**Aim:** Return every one of the following entries word for word, with no changes.

━━━━━ Information supplied ━━━━━

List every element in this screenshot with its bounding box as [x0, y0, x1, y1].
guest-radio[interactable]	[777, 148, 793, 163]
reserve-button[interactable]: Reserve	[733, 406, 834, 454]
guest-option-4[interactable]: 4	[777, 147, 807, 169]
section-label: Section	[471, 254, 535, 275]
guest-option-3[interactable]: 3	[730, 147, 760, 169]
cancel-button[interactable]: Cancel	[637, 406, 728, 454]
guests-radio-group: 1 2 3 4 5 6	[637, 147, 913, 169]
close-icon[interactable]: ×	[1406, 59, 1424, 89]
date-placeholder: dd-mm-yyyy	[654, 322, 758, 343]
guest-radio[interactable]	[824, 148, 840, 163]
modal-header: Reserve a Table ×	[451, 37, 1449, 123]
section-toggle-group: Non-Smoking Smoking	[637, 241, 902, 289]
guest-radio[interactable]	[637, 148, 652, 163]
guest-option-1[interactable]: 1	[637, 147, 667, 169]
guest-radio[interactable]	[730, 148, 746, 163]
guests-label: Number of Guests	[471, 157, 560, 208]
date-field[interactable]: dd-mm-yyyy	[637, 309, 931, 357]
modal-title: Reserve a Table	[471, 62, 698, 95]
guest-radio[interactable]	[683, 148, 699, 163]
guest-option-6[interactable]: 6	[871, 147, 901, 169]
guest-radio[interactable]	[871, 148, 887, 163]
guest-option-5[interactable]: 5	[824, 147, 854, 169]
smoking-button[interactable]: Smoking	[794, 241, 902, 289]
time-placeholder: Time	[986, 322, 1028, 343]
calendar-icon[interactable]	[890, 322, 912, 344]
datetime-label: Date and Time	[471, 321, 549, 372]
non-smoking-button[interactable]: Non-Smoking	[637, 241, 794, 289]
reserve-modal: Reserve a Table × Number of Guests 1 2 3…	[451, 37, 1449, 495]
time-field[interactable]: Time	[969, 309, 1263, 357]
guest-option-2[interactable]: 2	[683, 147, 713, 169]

━━━━━

**Result:**
List every element in this screenshot with its bounding box as [x0, y0, x1, y1].
guest-radio[interactable]	[777, 148, 793, 163]
reserve-button[interactable]: Reserve	[733, 406, 834, 454]
guest-option-4[interactable]: 4	[777, 147, 807, 169]
section-label: Section	[471, 254, 535, 275]
guest-option-3[interactable]: 3	[730, 147, 760, 169]
cancel-button[interactable]: Cancel	[637, 406, 728, 454]
guests-radio-group: 1 2 3 4 5 6	[637, 147, 913, 169]
close-icon[interactable]: ×	[1406, 59, 1424, 89]
date-placeholder: dd-mm-yyyy	[654, 322, 758, 343]
guest-radio[interactable]	[824, 148, 840, 163]
modal-header: Reserve a Table ×	[451, 37, 1449, 123]
section-toggle-group: Non-Smoking Smoking	[637, 241, 902, 289]
guest-radio[interactable]	[637, 148, 652, 163]
guest-option-1[interactable]: 1	[637, 147, 667, 169]
guest-radio[interactable]	[730, 148, 746, 163]
guests-label: Number of Guests	[471, 157, 560, 208]
date-field[interactable]: dd-mm-yyyy	[637, 309, 931, 357]
modal-title: Reserve a Table	[471, 62, 698, 95]
guest-radio[interactable]	[683, 148, 699, 163]
guest-option-6[interactable]: 6	[871, 147, 901, 169]
guest-radio[interactable]	[871, 148, 887, 163]
guest-option-5[interactable]: 5	[824, 147, 854, 169]
smoking-button[interactable]: Smoking	[794, 241, 902, 289]
time-placeholder: Time	[986, 322, 1028, 343]
calendar-icon[interactable]	[890, 322, 912, 344]
datetime-label: Date and Time	[471, 321, 549, 372]
non-smoking-button[interactable]: Non-Smoking	[637, 241, 794, 289]
reserve-modal: Reserve a Table × Number of Guests 1 2 3…	[451, 37, 1449, 495]
time-field[interactable]: Time	[969, 309, 1263, 357]
guest-option-2[interactable]: 2	[683, 147, 713, 169]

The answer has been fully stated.